▶ _Given problem_
Write out each line of the material again, word for word.

[Records]
┄┄┄┄┄┄

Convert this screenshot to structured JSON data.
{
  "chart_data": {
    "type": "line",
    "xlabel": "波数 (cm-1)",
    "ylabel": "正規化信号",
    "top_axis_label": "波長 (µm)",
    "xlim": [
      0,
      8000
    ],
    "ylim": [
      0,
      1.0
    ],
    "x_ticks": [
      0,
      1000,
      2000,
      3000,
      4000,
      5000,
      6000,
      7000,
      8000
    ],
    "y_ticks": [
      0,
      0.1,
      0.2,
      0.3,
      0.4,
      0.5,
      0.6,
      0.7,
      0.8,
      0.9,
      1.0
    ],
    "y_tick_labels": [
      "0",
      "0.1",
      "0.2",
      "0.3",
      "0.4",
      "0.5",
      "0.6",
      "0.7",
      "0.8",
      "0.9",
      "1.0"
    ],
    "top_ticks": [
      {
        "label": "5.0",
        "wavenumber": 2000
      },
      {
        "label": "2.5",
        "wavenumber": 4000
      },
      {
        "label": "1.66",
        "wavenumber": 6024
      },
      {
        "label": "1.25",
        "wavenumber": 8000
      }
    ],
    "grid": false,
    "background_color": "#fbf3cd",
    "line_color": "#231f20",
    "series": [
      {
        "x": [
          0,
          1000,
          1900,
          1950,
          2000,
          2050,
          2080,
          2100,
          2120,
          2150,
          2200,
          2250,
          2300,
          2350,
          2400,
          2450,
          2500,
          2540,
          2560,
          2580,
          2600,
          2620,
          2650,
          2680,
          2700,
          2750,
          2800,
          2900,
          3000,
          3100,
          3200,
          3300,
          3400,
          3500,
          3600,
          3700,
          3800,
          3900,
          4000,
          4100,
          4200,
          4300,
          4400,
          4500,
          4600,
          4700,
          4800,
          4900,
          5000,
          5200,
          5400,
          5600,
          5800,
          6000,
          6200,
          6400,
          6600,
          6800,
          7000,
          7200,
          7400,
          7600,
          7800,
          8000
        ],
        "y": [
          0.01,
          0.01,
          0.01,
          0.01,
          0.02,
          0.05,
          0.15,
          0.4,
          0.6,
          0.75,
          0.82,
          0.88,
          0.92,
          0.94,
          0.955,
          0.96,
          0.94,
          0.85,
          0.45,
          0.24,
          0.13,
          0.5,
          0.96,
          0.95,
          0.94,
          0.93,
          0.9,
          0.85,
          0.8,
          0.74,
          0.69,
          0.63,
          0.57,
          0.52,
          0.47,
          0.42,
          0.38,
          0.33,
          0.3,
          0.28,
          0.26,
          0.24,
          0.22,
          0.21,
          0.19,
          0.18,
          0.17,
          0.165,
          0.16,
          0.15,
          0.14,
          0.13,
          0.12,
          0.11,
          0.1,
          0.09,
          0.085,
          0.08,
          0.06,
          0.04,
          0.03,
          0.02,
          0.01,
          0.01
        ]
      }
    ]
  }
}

┄┄┄┄┄┄

▶ _Correct output_
Convert this screenshot to structured JSON data.
{
  "chart_data": {
    "type": "line",
    "xlabel": "波数 (cm-1)",
    "ylabel": "正規化信号",
    "top_axis_label": "波長 (µm)",
    "xlim": [
      0,
      8000
    ],
    "ylim": [
      0,
      1.0
    ],
    "x_ticks": [
      0,
      1000,
      2000,
      3000,
      4000,
      5000,
      6000,
      7000,
      8000
    ],
    "y_ticks": [
      0,
      0.1,
      0.2,
      0.3,
      0.4,
      0.5,
      0.6,
      0.7,
      0.8,
      0.9,
      1.0
    ],
    "y_tick_labels": [
      "0",
      "0.1",
      "0.2",
      "0.3",
      "0.4",
      "0.5",
      "0.6",
      "0.7",
      "0.8",
      "0.9",
      "1.0"
    ],
    "top_ticks": [
      {
        "label": "5.0",
        "wavenumber": 2000
      },
      {
        "label": "2.5",
        "wavenumber": 4000
      },
      {
        "label": "1.66",
        "wavenumber": 6024
      },
      {
        "label": "1.25",
        "wavenumber": 8000
      }
    ],
    "grid": false,
    "background_color": "#fbf3cd",
    "line_color": "#231f20",
    "series": [
      {
        "x": [
          0,
          1000,
          1900,
          1950,
          2000,
          2050,
          2080,
          2100,
          2120,
          2150,
          2200,
          2250,
          2300,
          2350,
          2400,
          2450,
          2500,
          2540,
          2560,
          2580,
          2600,
          2620,
          2650,
          2680,
          2700,
          2750,
          2800,
          2900,
          3000,
          3100,
          3200,
          3300,
          3400,
          3500,
          3600,
          3700,
          3800,
          3900,
          4000,
          4100,
          4200,
          4300,
          4400,
          4500,
          4600,
          4700,
          4800,
          4900,
          5000,
          5200,
          5400,
          5600,
          5800,
          6000,
          6200,
          6400,
          6600,
          6800,
          7000,
          7200,
          7400,
          7600,
          7800,
          8000
        ],
        "y": [
          0.01,
          0.01,
          0.01,
          0.01,
          0.02,
          0.05,
          0.15,
          0.4,
          0.6,
          0.75,
          0.82,
          0.88,
          0.92,
          0.94,
          0.955,
          0.96,
          0.94,
          0.85,
          0.45,
          0.24,
          0.13,
          0.5,
          0.96,
          0.95,
          0.94,
          0.93,
          0.9,
          0.85,
          0.8,
          0.74,
          0.69,
          0.63,
          0.57,
          0.52,
          0.47,
          0.42,
          0.38,
          0.33,
          0.3,
          0.28,
          0.26,
          0.24,
          0.22,
          0.21,
          0.19,
          0.18,
          0.17,
          0.165,
          0.16,
          0.15,
          0.14,
          0.13,
          0.12,
          0.11,
          0.1,
          0.09,
          0.085,
          0.08,
          0.06,
          0.04,
          0.03,
          0.02,
          0.01,
          0.01
        ]
      }
    ]
  }
}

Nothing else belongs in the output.